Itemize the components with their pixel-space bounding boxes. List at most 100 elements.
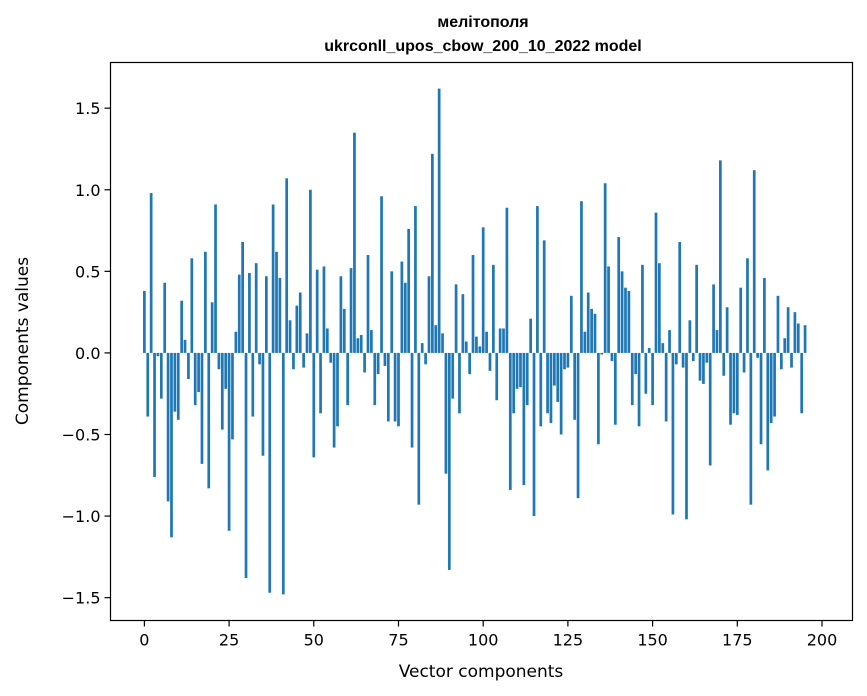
- bar-134: [597, 352, 600, 445]
- bar-187: [776, 295, 780, 353]
- bar-128: [576, 352, 580, 499]
- x-tick-label: 25: [219, 631, 239, 650]
- bar-131: [586, 292, 590, 353]
- bar-42: [285, 178, 289, 353]
- bar-71: [383, 352, 387, 366]
- bar-38: [271, 204, 275, 353]
- bar-21: [214, 204, 217, 353]
- bar-132: [590, 308, 593, 353]
- bar-106: [502, 328, 505, 353]
- bar-155: [668, 330, 671, 353]
- bar-43: [288, 320, 292, 353]
- bar-54: [325, 328, 329, 353]
- bar-81: [417, 352, 421, 505]
- bar-28: [237, 274, 241, 353]
- y-axis-ticks: −1.5 −1.0 −0.5 0.0 0.5 1.0 1.5: [62, 99, 111, 608]
- bar-110: [515, 352, 519, 389]
- bar-50: [312, 352, 316, 458]
- bar-161: [688, 320, 692, 353]
- bar-7: [166, 352, 170, 502]
- bar-82: [420, 343, 424, 353]
- bar-30: [244, 352, 248, 579]
- bar-13: [187, 352, 190, 380]
- bar-31: [248, 272, 251, 353]
- bar-160: [685, 352, 688, 520]
- bar-146: [637, 352, 641, 427]
- bar-87: [437, 88, 441, 353]
- bar-8: [170, 352, 173, 538]
- bar-191: [790, 352, 793, 368]
- bar-59: [342, 308, 346, 353]
- bar-136: [603, 183, 607, 353]
- bar-194: [800, 352, 804, 414]
- bar-18: [204, 251, 207, 353]
- bar-66: [366, 255, 370, 353]
- bar-109: [512, 352, 516, 414]
- bar-52: [319, 352, 322, 414]
- bar-65: [363, 352, 366, 373]
- plot-frame: [109, 61, 854, 622]
- bar-29: [241, 241, 244, 353]
- bar-182: [759, 352, 763, 445]
- bar-165: [702, 352, 705, 384]
- x-axis-label: Vector components: [399, 662, 564, 682]
- y-tick-label: 0.5: [75, 262, 100, 281]
- bar-142: [624, 287, 627, 353]
- bar-75: [397, 352, 400, 427]
- bar-111: [519, 352, 522, 388]
- bar-148: [644, 352, 648, 394]
- bar-156: [671, 352, 675, 515]
- bar-143: [627, 290, 631, 353]
- bar-74: [393, 352, 397, 422]
- bar-12: [183, 339, 187, 353]
- bar-129: [580, 201, 583, 353]
- bar-190: [786, 307, 790, 353]
- bar-124: [563, 352, 566, 370]
- bar-172: [725, 307, 729, 353]
- bar-48: [305, 333, 309, 353]
- bar-193: [796, 323, 800, 353]
- bar-44: [292, 352, 295, 370]
- bar-176: [739, 287, 743, 353]
- bar-60: [346, 352, 350, 406]
- bar-83: [424, 352, 427, 365]
- bar-138: [610, 352, 614, 362]
- bar-139: [613, 352, 617, 425]
- bar-162: [691, 352, 695, 362]
- y-axis-label: Components values: [13, 257, 33, 425]
- bar-32: [251, 352, 255, 417]
- bar-92: [454, 284, 458, 353]
- bar-118: [542, 240, 546, 353]
- y-tick-label: −1.0: [62, 507, 101, 526]
- bar-158: [678, 241, 682, 353]
- bar-56: [332, 352, 336, 448]
- y-tick-label: −1.5: [62, 589, 101, 608]
- bar-126: [569, 295, 573, 353]
- bar-195: [803, 325, 807, 353]
- bar-14: [190, 258, 194, 353]
- bar-15: [193, 352, 197, 406]
- bar-57: [336, 352, 339, 427]
- bar-25: [227, 352, 231, 531]
- bar-17: [200, 352, 204, 464]
- bar-174: [732, 352, 736, 414]
- bar-125: [566, 352, 570, 368]
- bar-120: [549, 352, 553, 424]
- bar-76: [400, 261, 404, 353]
- bar-96: [468, 352, 471, 375]
- x-tick-label: 50: [304, 631, 324, 650]
- y-tick-label: 0.0: [75, 344, 100, 363]
- bar-150: [651, 352, 654, 406]
- bar-23: [220, 352, 224, 430]
- x-tick-label: 150: [637, 631, 668, 650]
- bar-53: [322, 266, 326, 353]
- bar-192: [793, 312, 797, 353]
- bar-0: [143, 290, 146, 353]
- bar-179: [749, 352, 753, 505]
- bar-series: [143, 88, 807, 595]
- bar-122: [556, 352, 560, 402]
- bar-78: [407, 228, 411, 353]
- bar-107: [505, 207, 509, 353]
- bar-84: [427, 276, 431, 353]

● ● ● ● ● ● ●

GIVEN INSTRUCTION: Copy all of the data above line for line, without a single change, and omit the pictures.

IN RESPONSE:
Itemize the components with their pixel-space bounding boxes. List at most 100 elements.
- bar-134: [597, 352, 600, 445]
- bar-187: [776, 295, 780, 353]
- bar-128: [576, 352, 580, 499]
- x-tick-label: 25: [219, 631, 239, 650]
- bar-131: [586, 292, 590, 353]
- bar-42: [285, 178, 289, 353]
- bar-71: [383, 352, 387, 366]
- bar-38: [271, 204, 275, 353]
- bar-21: [214, 204, 217, 353]
- bar-132: [590, 308, 593, 353]
- bar-106: [502, 328, 505, 353]
- bar-155: [668, 330, 671, 353]
- bar-43: [288, 320, 292, 353]
- bar-54: [325, 328, 329, 353]
- bar-81: [417, 352, 421, 505]
- bar-28: [237, 274, 241, 353]
- y-axis-ticks: −1.5 −1.0 −0.5 0.0 0.5 1.0 1.5: [62, 99, 111, 608]
- bar-110: [515, 352, 519, 389]
- bar-50: [312, 352, 316, 458]
- bar-161: [688, 320, 692, 353]
- bar-7: [166, 352, 170, 502]
- bar-82: [420, 343, 424, 353]
- bar-30: [244, 352, 248, 579]
- bar-13: [187, 352, 190, 380]
- bar-31: [248, 272, 251, 353]
- bar-160: [685, 352, 688, 520]
- bar-146: [637, 352, 641, 427]
- bar-87: [437, 88, 441, 353]
- bar-8: [170, 352, 173, 538]
- bar-191: [790, 352, 793, 368]
- bar-59: [342, 308, 346, 353]
- bar-136: [603, 183, 607, 353]
- bar-194: [800, 352, 804, 414]
- bar-18: [204, 251, 207, 353]
- bar-66: [366, 255, 370, 353]
- bar-109: [512, 352, 516, 414]
- bar-52: [319, 352, 322, 414]
- bar-65: [363, 352, 366, 373]
- plot-frame: [109, 61, 854, 622]
- bar-29: [241, 241, 244, 353]
- bar-182: [759, 352, 763, 445]
- bar-165: [702, 352, 705, 384]
- x-axis-label: Vector components: [399, 662, 564, 682]
- y-tick-label: 0.5: [75, 262, 100, 281]
- bar-142: [624, 287, 627, 353]
- bar-75: [397, 352, 400, 427]
- bar-111: [519, 352, 522, 388]
- bar-148: [644, 352, 648, 394]
- bar-156: [671, 352, 675, 515]
- bar-143: [627, 290, 631, 353]
- bar-74: [393, 352, 397, 422]
- bar-12: [183, 339, 187, 353]
- bar-129: [580, 201, 583, 353]
- bar-190: [786, 307, 790, 353]
- bar-124: [563, 352, 566, 370]
- bar-172: [725, 307, 729, 353]
- bar-48: [305, 333, 309, 353]
- bar-193: [796, 323, 800, 353]
- bar-44: [292, 352, 295, 370]
- bar-176: [739, 287, 743, 353]
- bar-60: [346, 352, 350, 406]
- bar-83: [424, 352, 427, 365]
- bar-138: [610, 352, 614, 362]
- bar-139: [613, 352, 617, 425]
- bar-162: [691, 352, 695, 362]
- y-axis-label: Components values: [13, 257, 33, 425]
- bar-32: [251, 352, 255, 417]
- bar-92: [454, 284, 458, 353]
- bar-118: [542, 240, 546, 353]
- y-tick-label: −1.0: [62, 507, 101, 526]
- bar-158: [678, 241, 682, 353]
- bar-56: [332, 352, 336, 448]
- y-tick-label: −1.5: [62, 589, 101, 608]
- bar-126: [569, 295, 573, 353]
- bar-195: [803, 325, 807, 353]
- bar-14: [190, 258, 194, 353]
- bar-15: [193, 352, 197, 406]
- bar-57: [336, 352, 339, 427]
- bar-25: [227, 352, 231, 531]
- bar-17: [200, 352, 204, 464]
- bar-174: [732, 352, 736, 414]
- bar-125: [566, 352, 570, 368]
- bar-120: [549, 352, 553, 424]
- bar-76: [400, 261, 404, 353]
- bar-96: [468, 352, 471, 375]
- x-tick-label: 50: [304, 631, 324, 650]
- y-tick-label: 0.0: [75, 344, 100, 363]
- bar-150: [651, 352, 654, 406]
- bar-23: [220, 352, 224, 430]
- x-tick-label: 150: [637, 631, 668, 650]
- bar-53: [322, 266, 326, 353]
- bar-192: [793, 312, 797, 353]
- bar-0: [143, 290, 146, 353]
- bar-179: [749, 352, 753, 505]
- bar-series: [143, 88, 807, 595]
- bar-122: [556, 352, 560, 402]
- bar-78: [407, 228, 411, 353]
- bar-107: [505, 207, 509, 353]
- bar-84: [427, 276, 431, 353]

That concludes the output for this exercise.